[Layout element annotations]
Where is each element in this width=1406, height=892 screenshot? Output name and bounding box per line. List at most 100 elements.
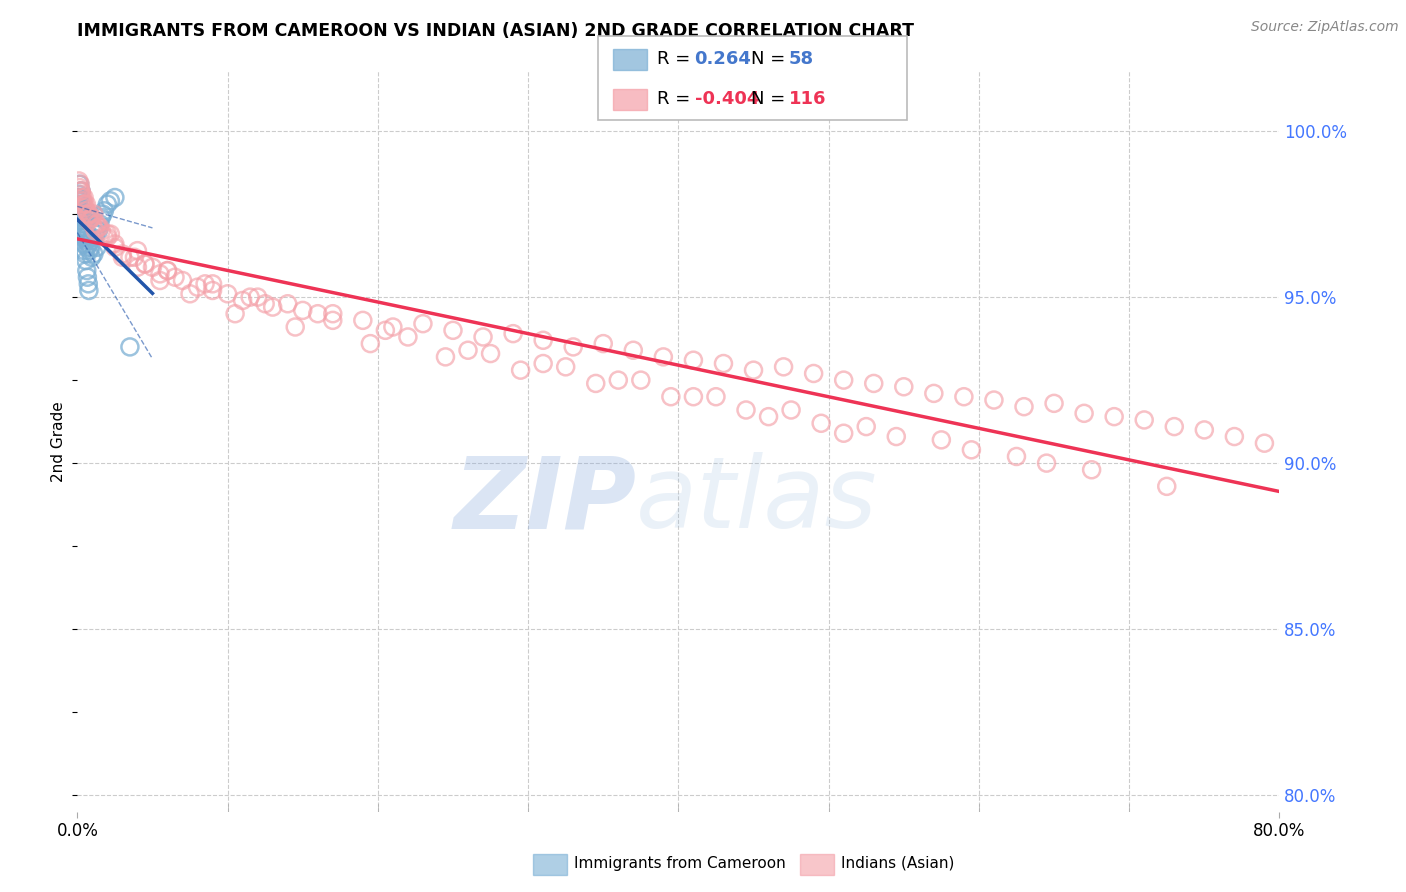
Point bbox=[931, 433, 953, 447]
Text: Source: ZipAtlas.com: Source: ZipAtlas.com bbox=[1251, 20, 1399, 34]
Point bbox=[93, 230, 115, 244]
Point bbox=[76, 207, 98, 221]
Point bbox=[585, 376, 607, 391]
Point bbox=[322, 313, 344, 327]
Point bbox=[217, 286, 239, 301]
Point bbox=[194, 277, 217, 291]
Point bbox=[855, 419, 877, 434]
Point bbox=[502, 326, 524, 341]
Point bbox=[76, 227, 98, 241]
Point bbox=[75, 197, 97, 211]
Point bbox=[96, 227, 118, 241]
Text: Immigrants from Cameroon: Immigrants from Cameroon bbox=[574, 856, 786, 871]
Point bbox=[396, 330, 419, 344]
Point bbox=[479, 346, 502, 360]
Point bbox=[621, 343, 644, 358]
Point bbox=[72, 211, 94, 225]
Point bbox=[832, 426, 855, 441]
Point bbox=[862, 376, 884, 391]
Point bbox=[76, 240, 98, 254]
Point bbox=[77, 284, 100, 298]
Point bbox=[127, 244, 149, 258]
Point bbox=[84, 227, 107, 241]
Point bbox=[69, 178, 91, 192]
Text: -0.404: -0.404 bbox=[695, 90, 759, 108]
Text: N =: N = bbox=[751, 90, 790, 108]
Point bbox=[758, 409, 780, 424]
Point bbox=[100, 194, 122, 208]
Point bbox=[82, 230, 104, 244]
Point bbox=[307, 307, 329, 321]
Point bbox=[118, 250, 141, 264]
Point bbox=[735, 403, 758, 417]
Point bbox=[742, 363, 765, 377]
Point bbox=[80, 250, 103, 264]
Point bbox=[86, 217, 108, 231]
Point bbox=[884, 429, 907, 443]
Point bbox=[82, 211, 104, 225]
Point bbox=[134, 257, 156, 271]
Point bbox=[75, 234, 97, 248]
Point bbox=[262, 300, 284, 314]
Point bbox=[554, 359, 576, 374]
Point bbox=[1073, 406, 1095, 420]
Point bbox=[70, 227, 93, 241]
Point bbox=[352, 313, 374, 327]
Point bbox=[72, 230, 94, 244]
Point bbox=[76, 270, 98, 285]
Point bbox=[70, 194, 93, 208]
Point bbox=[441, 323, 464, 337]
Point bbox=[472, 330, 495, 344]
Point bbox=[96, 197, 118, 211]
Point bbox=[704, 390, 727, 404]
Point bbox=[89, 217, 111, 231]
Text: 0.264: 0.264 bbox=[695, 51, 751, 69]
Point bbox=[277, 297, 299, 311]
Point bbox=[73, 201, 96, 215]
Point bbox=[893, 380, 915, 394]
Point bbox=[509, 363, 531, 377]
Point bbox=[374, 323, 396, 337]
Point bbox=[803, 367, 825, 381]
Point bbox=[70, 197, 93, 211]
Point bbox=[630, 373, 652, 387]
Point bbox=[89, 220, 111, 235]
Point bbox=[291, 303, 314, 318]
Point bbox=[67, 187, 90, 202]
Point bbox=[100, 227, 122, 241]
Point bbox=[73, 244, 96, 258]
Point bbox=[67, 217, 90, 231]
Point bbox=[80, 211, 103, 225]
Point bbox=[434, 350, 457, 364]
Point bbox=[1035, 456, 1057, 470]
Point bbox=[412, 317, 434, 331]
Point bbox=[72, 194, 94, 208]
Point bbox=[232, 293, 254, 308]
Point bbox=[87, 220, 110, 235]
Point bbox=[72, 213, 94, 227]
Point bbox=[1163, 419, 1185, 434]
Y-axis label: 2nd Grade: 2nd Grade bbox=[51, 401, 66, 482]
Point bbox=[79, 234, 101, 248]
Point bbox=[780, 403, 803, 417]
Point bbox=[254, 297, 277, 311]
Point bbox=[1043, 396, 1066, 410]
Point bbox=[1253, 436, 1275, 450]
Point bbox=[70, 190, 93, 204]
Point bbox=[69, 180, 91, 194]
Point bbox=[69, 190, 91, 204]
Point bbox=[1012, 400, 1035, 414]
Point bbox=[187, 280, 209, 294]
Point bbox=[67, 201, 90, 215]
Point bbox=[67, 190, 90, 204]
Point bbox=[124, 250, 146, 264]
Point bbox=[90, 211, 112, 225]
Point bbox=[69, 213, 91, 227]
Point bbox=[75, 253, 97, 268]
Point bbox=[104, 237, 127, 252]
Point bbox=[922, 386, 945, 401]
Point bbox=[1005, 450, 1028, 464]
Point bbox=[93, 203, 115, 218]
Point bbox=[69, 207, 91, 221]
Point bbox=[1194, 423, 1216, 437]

**GIVEN REQUEST**
Turn the items from the line with "Point bbox=[931, 433, 953, 447]" to the line with "Point bbox=[194, 277, 217, 291]" into a numbered list, leaving out any blank lines.

**EXERCISE RESPONSE**
1. Point bbox=[931, 433, 953, 447]
2. Text: Source: ZipAtlas.com: Source: ZipAtlas.com bbox=[1251, 20, 1399, 34]
3. Point bbox=[93, 230, 115, 244]
4. Point bbox=[76, 207, 98, 221]
5. Point bbox=[585, 376, 607, 391]
6. Point bbox=[322, 313, 344, 327]
7. Point bbox=[217, 286, 239, 301]
8. Point bbox=[194, 277, 217, 291]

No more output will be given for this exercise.